■ EJERCICIO PLANTEADO 1
Por favor, reescribe como lista numerada los registros que van desde su comienzo hasta la línea que contiene "x-tick-label: 2020 xyxy=(663,717,701,736)", ambos extremos incluidos. Omite las líneas en blanco.

■ FUENTE

En todo caso, el nuevo modo de pensar —que algunos calificaron de cierta calvinización de la sociedad española— parecía imparable, al menos entre la juventud. Lo curioso del asunto es que su efecto comenzaba a notarse entre las capas menos favorecidas de la sociedad española, que igualmente parecían admirar el éxito profesional, lo cual, en mi opinión, tiene indudable interés. La posición de debilidad económica puede traducirse en un intento de búsqueda de la «seguridad» que proporciona el concepto clásico de Estado del Bienestar, de forma tal que era bastante lógico que entre las clases más desfavorecidas esa búsqueda de seguridad primara sobre la valoración del esfuerzo individual que implica una asunción de riesgo. Ese es el caldo de cultivo en el que han fermentado los postulados políticos de la extrema izquierda clásica. En consecuencia, el abrir una brecha en ese modo de pensar, el conseguir que en esos niveles más desfavorecidos se aceptara el esfuerzo individual como modo legítimo de prosperar y, además, se creyera en la posibilidad de que a través de ese esfuerzo se pudiera alcanzar el éxito sin más límites que la ley y aquellos que uno mismo pudiera autoimponerse era algo de gran importancia.

■ EJERCICIO PLANTEADO 2
Según el fragmento sobre la mentalidad de la sociedad española, ¿cómo calificaron algunos el nuevo modo de pensar?

Registros de maquetación:
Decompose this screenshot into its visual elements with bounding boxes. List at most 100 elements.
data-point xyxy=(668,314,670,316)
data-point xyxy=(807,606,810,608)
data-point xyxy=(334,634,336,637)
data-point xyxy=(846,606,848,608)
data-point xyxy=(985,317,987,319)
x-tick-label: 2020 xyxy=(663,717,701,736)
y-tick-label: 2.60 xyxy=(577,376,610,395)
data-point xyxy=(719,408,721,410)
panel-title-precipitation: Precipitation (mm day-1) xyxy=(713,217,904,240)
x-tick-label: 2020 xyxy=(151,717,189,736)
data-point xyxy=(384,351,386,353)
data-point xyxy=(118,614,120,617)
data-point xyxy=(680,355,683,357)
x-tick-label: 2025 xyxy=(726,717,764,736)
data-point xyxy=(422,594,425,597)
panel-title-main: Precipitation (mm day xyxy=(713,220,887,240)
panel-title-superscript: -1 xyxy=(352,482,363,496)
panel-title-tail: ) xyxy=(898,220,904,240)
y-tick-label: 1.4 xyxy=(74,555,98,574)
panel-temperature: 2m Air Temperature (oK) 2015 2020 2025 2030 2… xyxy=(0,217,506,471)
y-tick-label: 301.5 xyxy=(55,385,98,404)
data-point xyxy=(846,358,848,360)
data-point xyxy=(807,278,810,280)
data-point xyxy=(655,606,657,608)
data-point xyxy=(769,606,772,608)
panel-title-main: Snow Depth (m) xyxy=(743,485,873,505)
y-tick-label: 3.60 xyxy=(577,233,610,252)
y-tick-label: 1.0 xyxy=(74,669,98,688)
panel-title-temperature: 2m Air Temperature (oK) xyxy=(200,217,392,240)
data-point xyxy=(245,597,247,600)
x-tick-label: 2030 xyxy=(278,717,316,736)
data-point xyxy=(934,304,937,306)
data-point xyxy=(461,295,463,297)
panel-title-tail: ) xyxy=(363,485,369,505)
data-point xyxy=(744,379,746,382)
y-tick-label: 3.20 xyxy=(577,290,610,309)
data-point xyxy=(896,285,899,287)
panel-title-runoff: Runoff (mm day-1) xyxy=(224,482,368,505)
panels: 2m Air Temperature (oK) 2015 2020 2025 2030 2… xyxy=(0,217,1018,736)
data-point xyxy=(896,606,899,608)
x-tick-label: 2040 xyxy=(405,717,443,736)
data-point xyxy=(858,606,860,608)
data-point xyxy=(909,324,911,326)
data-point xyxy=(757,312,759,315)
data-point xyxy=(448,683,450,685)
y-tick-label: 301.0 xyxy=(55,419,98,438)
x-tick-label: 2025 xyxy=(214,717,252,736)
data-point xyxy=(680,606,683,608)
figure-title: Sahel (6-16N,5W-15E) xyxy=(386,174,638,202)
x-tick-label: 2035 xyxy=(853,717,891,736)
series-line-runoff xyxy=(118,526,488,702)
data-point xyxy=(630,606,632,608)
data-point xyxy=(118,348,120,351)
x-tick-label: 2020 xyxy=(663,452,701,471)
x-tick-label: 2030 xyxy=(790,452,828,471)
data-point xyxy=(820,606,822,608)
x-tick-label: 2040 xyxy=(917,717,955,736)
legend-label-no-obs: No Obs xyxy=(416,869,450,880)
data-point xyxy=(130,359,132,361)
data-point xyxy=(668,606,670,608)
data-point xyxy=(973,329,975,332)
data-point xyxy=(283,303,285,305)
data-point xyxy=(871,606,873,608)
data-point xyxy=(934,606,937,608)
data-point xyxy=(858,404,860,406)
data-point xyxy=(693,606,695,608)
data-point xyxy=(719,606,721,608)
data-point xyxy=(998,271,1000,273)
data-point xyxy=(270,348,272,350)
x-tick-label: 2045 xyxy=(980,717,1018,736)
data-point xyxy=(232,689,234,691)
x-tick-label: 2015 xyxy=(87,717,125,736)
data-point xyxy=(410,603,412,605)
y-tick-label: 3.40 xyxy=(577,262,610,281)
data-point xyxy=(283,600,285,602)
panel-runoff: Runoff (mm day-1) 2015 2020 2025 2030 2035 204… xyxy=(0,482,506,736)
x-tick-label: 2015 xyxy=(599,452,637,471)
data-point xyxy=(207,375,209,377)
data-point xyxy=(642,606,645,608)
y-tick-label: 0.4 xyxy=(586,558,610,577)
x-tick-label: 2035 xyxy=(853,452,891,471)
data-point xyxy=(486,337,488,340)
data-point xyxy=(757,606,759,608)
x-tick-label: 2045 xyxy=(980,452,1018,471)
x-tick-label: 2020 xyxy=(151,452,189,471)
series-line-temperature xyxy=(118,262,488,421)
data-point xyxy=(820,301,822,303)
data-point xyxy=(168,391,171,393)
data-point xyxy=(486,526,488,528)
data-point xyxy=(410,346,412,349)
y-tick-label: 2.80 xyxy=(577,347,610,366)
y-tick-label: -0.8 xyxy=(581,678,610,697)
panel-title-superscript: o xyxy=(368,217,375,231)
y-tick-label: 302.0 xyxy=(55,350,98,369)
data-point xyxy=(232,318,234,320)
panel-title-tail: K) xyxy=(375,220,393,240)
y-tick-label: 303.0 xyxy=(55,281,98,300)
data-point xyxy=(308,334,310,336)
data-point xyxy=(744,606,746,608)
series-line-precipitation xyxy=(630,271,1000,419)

■ RESPUESTA 1
1. Decompose this screenshot into its visual elements with bounding boxes. List at most 100 elements.
2. data-point xyxy=(668,314,670,316)
3. data-point xyxy=(807,606,810,608)
4. data-point xyxy=(334,634,336,637)
5. data-point xyxy=(846,606,848,608)
6. data-point xyxy=(985,317,987,319)
7. x-tick-label: 2020 xyxy=(663,717,701,736)

■ RESPUESTA 2
Como cierta calvinización de la sociedad española.